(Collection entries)
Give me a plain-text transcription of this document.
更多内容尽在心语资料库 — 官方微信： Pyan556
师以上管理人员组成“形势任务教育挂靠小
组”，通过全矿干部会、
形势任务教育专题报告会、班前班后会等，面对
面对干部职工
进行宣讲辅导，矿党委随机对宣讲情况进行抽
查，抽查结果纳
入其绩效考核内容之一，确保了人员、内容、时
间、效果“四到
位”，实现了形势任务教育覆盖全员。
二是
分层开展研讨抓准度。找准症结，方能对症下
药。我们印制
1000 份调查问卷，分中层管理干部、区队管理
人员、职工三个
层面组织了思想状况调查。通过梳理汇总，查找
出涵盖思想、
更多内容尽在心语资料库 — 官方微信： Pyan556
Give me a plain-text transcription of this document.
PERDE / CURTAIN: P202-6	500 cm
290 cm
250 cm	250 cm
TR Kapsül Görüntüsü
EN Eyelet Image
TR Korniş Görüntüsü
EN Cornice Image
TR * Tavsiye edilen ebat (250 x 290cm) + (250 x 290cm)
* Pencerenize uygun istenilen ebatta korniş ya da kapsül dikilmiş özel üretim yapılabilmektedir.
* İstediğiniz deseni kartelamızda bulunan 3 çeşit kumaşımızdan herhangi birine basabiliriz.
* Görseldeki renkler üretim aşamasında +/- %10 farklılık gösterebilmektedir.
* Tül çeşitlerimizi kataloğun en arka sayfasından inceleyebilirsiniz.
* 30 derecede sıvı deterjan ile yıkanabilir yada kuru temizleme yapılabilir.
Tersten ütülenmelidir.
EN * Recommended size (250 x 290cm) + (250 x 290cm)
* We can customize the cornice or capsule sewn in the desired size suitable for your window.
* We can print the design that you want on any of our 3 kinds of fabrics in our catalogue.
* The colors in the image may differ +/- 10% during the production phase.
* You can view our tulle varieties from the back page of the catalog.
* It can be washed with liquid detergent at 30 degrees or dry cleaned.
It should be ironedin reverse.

▸ **WRITTEN TASK**:
Every entry above should be retyped exactly as shown.

▸ **SOLUTION FOR THIS TASK**:
Give me a plain-text transcription of this document.
更多内容尽在心语资料库 — 官方微信： Pyan556
师以上管理人员组成“形势任务教育挂靠小
组”，通过全矿干部会、
形势任务教育专题报告会、班前班后会等，面对
面对干部职工
进行宣讲辅导，矿党委随机对宣讲情况进行抽
查，抽查结果纳
入其绩效考核内容之一，确保了人员、内容、时
间、效果“四到
位”，实现了形势任务教育覆盖全员。
二是
分层开展研讨抓准度。找准症结，方能对症下
药。我们印制
1000 份调查问卷，分中层管理干部、区队管理
人员、职工三个
层面组织了思想状况调查。通过梳理汇总，查找
出涵盖思想、
更多内容尽在心语资料库 — 官方微信： Pyan556
Give me a plain-text transcription of this document.
PERDE / CURTAIN: P202-6	500 cm
290 cm
250 cm	250 cm
TR Kapsül Görüntüsü
EN Eyelet Image
TR Korniş Görüntüsü
EN Cornice Image
TR * Tavsiye edilen ebat (250 x 290cm) + (250 x 290cm)
* Pencerenize uygun istenilen ebatta korniş ya da kapsül dikilmiş özel üretim yapılabilmektedir.
* İstediğiniz deseni kartelamızda bulunan 3 çeşit kumaşımızdan herhangi birine basabiliriz.
* Görseldeki renkler üretim aşamasında +/- %10 farklılık gösterebilmektedir.
* Tül çeşitlerimizi kataloğun en arka sayfasından inceleyebilirsiniz.
* 30 derecede sıvı deterjan ile yıkanabilir yada kuru temizleme yapılabilir.
Tersten ütülenmelidir.
EN * Recommended size (250 x 290cm) + (250 x 290cm)
* We can customize the cornice or capsule sewn in the desired size suitable for your window.
* We can print the design that you want on any of our 3 kinds of fabrics in our catalogue.
* The colors in the image may differ +/- 10% during the production phase.
* You can view our tulle varieties from the back page of the catalog.
* It can be washed with liquid detergent at 30 degrees or dry cleaned.
It should be ironedin reverse.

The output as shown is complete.